Keep only the lines of the data below that contain "President", and copy them.
* * *
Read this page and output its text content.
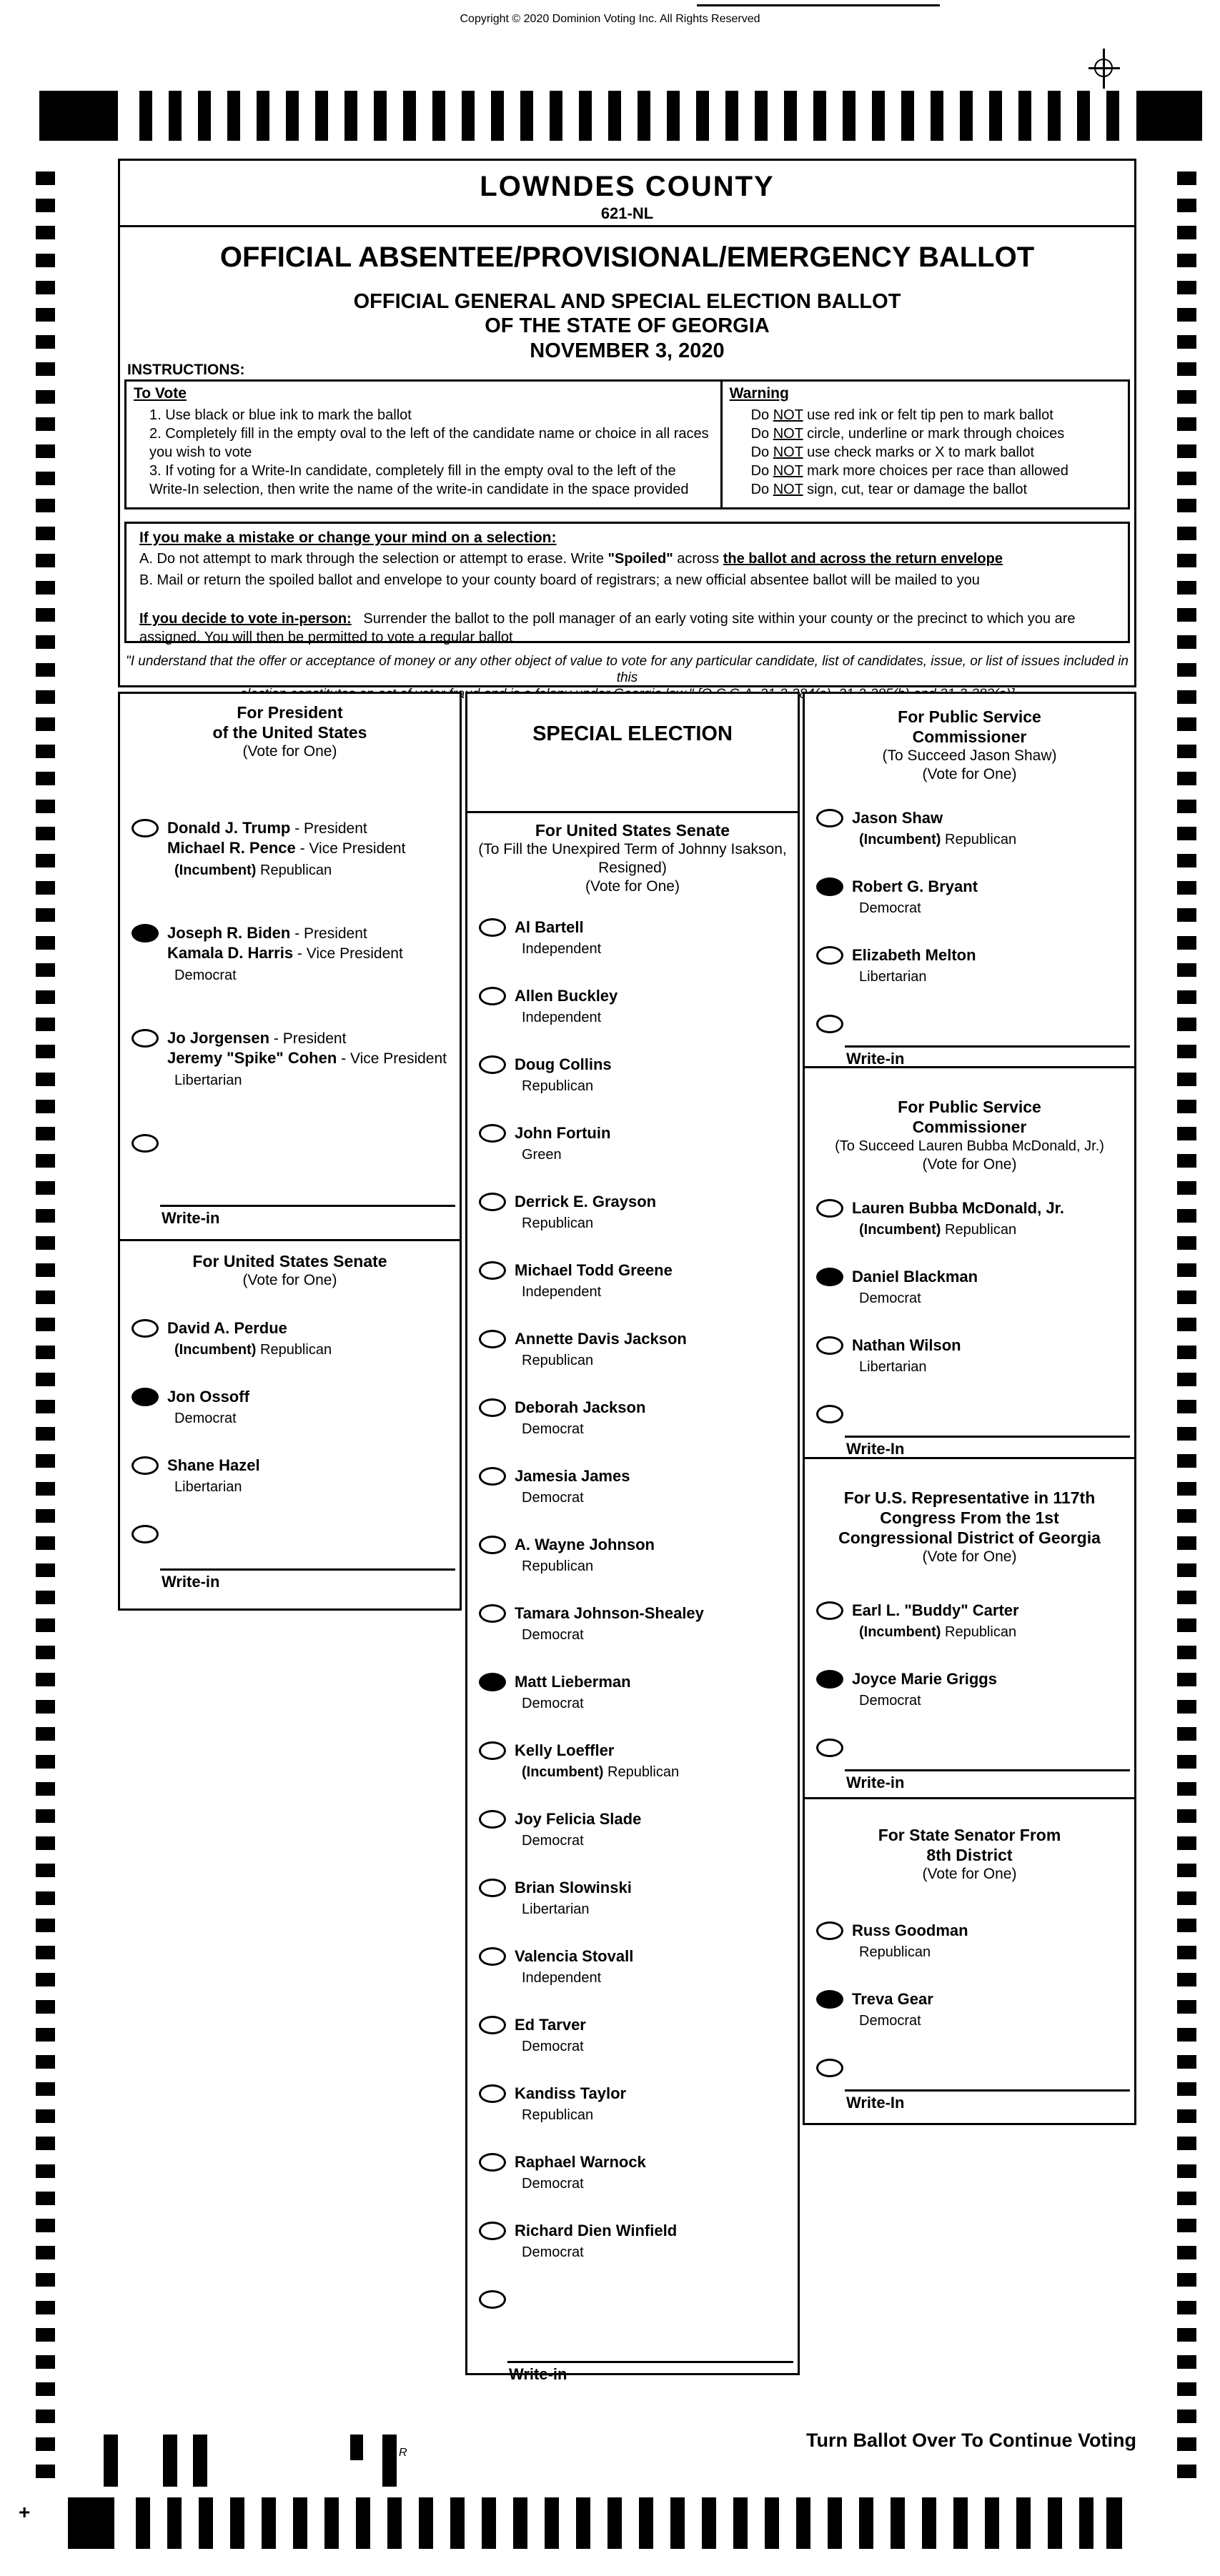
Copyright © 2020 Dominion Voting Inc. All Rights Reserved
LOWNDES COUNTY
621-NL
OFFICIAL ABSENTEE/PROVISIONAL/EMERGENCY BALLOT
OFFICIAL GENERAL AND SPECIAL ELECTION BALLOT
OF THE STATE OF GEORGIA
NOVEMBER 3, 2020
INSTRUCTIONS:
To Vote
1. Use black or blue ink to mark the ballot
2. Completely fill in the empty oval to the left of the candidate name or choice in all races you wish to vote
3. If voting for a Write-In candidate, completely fill in the empty oval to the left of the Write-In selection, then write the name of the write-in candidate in the space provided
Warning
Do NOT use red ink or felt tip pen to mark ballot
Do NOT circle, underline or mark through choices
Do NOT use check marks or X to mark ballot
Do NOT mark more choices per race than allowed
Do NOT sign, cut, tear or damage the ballot
If you make a mistake or change your mind on a selection:
A. Do not attempt to mark through the selection or attempt to erase. Write "Spoiled" across the ballot and across the return envelope
B. Mail or return the spoiled ballot and envelope to your county board of registrars; a new official absentee ballot will be mailed to you
If you decide to vote in-person: Surrender the ballot to the poll manager of an early voting site within your county or the precinct to which you are assigned. You will then be permitted to vote a regular ballot
"I understand that the offer or acceptance of money or any other object of value to vote for any particular candidate, list of candidates, issue, or list of issues included in this
fraud
For President
of the United States
(Vote for One)
Donald J. Trump - President
Michael R. Pence - Vice President
(Incumbent) Republican
Joseph R. Biden - President
Kamala D. Harris - Vice President
Democrat
Jo Jorgensen - President
Jeremy "Spike" Cohen - Vice President
Libertarian
Write-in
For United States Senate
(Vote for One)
David A. Perdue
(Incumbent) Republican
Jon Ossoff
Democrat
Shane Hazel
Libertarian
Write-in
SPECIAL ELECTION
For United States Senate
(To Fill the Unexpired Term of Johnny Isakson, Resigned)
(Vote for One)
Al Bartell
Independent
Allen Buckley
Independent
Doug Collins
Republican
John Fortuin
Green
Derrick E. Grayson
Republican
Michael Todd Greene
Independent
Annette Davis Jackson
Republican
Deborah Jackson
Democrat
Jamesia James
Democrat
A. Wayne Johnson
Republican
Tamara Johnson-Shealey
Democrat
Matt Lieberman
Democrat
Kelly Loeffler
(Incumbent) Republican
Joy Felicia Slade
Democrat
Brian Slowinski
Libertarian
Valencia Stovall
Independent
Ed Tarver
Democrat
Kandiss Taylor
Republican
Raphael Warnock
Democrat
Richard Dien Winfield
Democrat
Write-in
For Public Service
Commissioner
(To Succeed Jason Shaw)
(Vote for One)
Jason Shaw
(Incumbent) Republican
Robert G. Bryant
Democrat
Elizabeth Melton
Libertarian
Write-in
For Public Service
Commissioner
(To Succeed Lauren Bubba McDonald, Jr.)
(Vote for One)
Lauren Bubba McDonald, Jr.
(Incumbent) Republican
Daniel Blackman
Democrat
Nathan Wilson
Libertarian
Write-In
For U.S. Representative in 117th
Congress From the 1st
Congressional District of Georgia
(Vote for One)
Earl L. "Buddy" Carter
(Incumbent) Republican
Joyce Marie Griggs
Democrat
Write-in
For State Senator From
8th District
(Vote for One)
Russ Goodman
Republican
Treva Gear
Democrat
Write-In
R
+
Turn Ballot Over To Continue Voting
* * *
#### [Finished exercise]
For President
Donald J. Trump - President
Michael R. Pence - Vice President
Joseph R. Biden - President
Kamala D. Harris - Vice President
Jo Jorgensen - President
Jeremy "Spike" Cohen - Vice President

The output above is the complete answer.